### ENTRIES PROVIDED
§ §
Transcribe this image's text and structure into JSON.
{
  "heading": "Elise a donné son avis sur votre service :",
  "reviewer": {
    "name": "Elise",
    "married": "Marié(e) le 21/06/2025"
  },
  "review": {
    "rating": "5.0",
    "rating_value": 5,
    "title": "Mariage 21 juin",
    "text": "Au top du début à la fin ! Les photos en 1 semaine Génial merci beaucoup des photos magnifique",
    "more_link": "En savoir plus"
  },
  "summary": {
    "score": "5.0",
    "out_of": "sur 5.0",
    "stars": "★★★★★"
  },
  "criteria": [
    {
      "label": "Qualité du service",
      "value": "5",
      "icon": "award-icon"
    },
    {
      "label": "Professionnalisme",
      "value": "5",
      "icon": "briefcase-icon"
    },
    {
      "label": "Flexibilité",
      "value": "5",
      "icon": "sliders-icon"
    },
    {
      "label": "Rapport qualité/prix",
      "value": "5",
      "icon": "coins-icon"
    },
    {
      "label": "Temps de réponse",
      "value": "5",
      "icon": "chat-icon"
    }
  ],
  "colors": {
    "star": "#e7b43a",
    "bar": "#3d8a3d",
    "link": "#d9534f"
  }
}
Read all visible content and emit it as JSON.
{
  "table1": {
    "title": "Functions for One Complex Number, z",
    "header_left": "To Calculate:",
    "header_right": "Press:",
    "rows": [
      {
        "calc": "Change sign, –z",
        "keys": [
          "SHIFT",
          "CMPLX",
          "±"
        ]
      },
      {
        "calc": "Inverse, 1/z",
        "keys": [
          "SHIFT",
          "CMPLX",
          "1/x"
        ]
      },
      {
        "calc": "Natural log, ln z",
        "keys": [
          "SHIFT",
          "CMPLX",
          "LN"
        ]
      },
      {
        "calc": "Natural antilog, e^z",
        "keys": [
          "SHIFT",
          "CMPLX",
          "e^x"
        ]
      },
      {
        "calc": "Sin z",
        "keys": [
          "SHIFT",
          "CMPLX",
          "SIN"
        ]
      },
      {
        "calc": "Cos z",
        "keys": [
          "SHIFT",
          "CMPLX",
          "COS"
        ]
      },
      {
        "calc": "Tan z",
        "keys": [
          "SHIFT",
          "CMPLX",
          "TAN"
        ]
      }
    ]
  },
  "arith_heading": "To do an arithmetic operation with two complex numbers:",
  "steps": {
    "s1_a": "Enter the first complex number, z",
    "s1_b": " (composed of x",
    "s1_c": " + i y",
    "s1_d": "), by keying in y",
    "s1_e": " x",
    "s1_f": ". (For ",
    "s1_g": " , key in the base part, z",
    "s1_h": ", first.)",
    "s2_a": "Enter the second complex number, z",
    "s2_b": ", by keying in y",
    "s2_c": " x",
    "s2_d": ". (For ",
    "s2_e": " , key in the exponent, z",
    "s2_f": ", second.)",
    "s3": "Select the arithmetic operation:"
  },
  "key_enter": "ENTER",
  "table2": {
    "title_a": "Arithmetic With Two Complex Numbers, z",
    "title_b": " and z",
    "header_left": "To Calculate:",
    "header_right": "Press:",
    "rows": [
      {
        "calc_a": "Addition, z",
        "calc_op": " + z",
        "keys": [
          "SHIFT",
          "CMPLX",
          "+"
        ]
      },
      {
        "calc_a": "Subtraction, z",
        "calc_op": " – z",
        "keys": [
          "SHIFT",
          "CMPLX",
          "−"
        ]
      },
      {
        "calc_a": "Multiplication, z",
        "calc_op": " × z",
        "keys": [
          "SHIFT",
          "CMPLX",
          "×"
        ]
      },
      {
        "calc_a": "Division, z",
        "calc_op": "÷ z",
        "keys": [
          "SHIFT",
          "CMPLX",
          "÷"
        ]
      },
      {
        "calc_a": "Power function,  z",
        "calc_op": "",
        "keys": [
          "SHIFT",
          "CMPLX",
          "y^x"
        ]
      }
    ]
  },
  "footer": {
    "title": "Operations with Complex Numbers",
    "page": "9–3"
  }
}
§ §
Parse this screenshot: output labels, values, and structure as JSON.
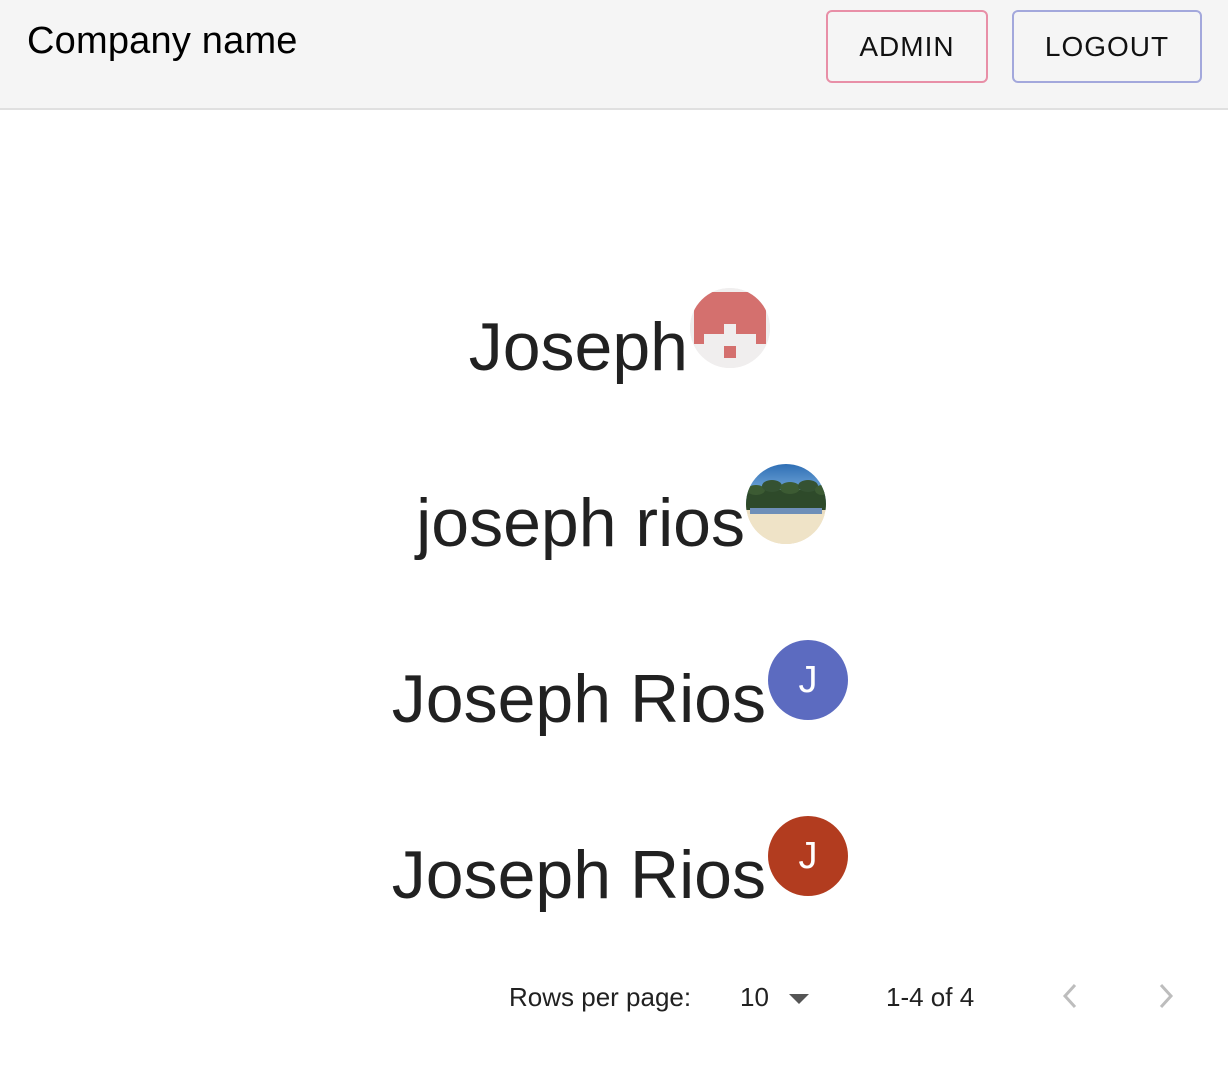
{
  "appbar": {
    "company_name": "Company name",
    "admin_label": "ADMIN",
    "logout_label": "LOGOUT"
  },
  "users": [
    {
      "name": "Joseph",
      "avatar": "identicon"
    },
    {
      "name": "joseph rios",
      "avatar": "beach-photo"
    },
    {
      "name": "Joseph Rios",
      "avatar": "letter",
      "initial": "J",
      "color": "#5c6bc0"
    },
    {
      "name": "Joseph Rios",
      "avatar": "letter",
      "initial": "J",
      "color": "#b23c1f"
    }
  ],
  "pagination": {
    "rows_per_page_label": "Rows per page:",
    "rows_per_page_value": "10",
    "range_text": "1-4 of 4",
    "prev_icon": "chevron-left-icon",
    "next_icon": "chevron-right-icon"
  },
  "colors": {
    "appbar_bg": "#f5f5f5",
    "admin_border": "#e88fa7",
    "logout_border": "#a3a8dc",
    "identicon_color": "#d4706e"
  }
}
§ §
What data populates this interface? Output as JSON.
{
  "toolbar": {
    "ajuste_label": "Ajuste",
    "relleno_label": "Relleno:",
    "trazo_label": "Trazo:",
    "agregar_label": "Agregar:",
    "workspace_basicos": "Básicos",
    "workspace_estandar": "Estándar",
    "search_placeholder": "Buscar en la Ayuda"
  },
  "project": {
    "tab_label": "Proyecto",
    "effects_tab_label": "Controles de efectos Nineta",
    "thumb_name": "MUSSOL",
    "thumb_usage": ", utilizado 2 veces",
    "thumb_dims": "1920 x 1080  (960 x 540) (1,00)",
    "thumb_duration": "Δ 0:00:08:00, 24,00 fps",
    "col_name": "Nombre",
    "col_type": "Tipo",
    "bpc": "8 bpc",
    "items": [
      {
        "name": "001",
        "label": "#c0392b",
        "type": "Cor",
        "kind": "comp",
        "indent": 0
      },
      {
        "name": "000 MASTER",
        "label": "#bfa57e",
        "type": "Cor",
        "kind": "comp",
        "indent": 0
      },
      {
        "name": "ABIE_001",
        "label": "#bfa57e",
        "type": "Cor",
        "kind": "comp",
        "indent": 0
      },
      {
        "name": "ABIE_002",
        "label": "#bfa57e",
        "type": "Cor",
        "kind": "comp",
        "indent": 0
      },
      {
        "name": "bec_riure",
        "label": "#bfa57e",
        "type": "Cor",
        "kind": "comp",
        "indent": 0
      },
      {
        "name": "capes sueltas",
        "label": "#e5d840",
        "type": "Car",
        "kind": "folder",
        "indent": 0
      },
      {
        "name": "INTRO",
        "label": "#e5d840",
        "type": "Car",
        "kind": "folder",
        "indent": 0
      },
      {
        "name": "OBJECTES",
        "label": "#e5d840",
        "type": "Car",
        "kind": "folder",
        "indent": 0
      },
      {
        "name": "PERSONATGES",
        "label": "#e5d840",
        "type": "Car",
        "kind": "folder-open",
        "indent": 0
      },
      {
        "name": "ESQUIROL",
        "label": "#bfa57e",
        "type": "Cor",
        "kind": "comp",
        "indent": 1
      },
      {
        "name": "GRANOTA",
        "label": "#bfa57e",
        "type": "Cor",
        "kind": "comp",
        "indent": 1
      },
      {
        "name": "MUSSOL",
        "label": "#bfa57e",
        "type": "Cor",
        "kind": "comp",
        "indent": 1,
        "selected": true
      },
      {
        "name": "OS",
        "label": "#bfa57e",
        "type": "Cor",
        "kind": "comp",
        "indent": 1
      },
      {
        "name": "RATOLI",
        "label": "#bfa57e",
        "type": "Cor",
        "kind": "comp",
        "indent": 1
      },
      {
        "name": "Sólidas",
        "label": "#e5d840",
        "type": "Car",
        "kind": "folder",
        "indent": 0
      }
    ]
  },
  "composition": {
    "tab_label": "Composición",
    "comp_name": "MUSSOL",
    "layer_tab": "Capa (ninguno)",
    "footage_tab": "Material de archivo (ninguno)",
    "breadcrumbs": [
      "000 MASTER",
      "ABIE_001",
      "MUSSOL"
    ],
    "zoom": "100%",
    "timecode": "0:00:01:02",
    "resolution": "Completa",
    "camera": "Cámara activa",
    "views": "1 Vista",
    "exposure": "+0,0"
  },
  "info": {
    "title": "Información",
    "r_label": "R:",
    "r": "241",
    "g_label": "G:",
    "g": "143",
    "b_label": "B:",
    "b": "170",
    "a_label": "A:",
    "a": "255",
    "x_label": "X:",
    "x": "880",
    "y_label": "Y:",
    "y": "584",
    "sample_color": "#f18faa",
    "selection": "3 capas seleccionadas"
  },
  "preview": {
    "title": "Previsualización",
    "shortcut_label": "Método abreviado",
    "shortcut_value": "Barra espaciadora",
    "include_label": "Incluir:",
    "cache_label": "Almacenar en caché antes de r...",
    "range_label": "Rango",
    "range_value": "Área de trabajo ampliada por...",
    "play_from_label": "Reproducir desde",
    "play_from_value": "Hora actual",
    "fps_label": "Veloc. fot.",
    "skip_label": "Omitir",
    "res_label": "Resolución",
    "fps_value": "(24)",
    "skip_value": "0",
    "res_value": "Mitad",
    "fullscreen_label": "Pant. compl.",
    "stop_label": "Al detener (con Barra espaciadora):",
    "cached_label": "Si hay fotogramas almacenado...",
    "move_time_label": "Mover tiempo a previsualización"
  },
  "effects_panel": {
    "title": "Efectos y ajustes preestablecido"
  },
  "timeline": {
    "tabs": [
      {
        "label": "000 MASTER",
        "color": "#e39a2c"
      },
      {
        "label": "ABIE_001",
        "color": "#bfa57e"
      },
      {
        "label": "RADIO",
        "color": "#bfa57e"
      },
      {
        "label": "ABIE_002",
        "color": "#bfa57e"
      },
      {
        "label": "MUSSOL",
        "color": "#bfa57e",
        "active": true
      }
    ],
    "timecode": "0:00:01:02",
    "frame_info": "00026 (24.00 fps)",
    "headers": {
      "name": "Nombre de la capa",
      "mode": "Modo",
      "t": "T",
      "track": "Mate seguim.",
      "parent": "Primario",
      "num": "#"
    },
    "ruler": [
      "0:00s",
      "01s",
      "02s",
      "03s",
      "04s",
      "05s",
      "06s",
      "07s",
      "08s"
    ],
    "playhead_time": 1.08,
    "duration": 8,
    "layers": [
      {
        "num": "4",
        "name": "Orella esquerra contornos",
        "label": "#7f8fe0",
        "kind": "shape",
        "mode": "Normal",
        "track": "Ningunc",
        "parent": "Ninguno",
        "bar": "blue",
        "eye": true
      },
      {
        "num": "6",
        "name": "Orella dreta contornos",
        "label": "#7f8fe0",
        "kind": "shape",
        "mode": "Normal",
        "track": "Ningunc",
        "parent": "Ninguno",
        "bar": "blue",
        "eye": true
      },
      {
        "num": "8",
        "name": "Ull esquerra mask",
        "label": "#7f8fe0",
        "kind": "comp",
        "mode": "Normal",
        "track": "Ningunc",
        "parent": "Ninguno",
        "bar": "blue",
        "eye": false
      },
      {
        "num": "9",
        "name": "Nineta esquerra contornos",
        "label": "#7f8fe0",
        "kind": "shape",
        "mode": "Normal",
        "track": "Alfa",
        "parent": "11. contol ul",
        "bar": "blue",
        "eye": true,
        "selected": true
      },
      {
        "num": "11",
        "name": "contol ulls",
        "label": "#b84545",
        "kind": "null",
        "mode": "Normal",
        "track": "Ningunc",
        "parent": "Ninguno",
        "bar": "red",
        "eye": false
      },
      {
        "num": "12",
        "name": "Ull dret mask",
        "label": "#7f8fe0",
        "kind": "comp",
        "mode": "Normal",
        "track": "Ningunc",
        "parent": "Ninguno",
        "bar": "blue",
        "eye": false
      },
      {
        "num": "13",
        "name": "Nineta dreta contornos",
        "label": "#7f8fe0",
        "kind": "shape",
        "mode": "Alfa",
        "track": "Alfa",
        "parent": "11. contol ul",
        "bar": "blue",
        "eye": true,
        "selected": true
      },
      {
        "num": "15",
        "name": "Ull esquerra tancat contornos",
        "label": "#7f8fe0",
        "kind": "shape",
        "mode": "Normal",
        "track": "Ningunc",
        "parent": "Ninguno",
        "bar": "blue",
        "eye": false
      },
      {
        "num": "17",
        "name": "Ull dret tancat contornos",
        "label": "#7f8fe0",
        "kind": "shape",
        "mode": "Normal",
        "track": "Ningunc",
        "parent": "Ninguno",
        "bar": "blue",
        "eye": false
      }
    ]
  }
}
§ §
### GIVEN REQUEST
Pick out every line holding the string "mask" and return it.

### WRITTEN RESPONSE
        "name": "Ull esquerra mask",
        "name": "Ull dret mask",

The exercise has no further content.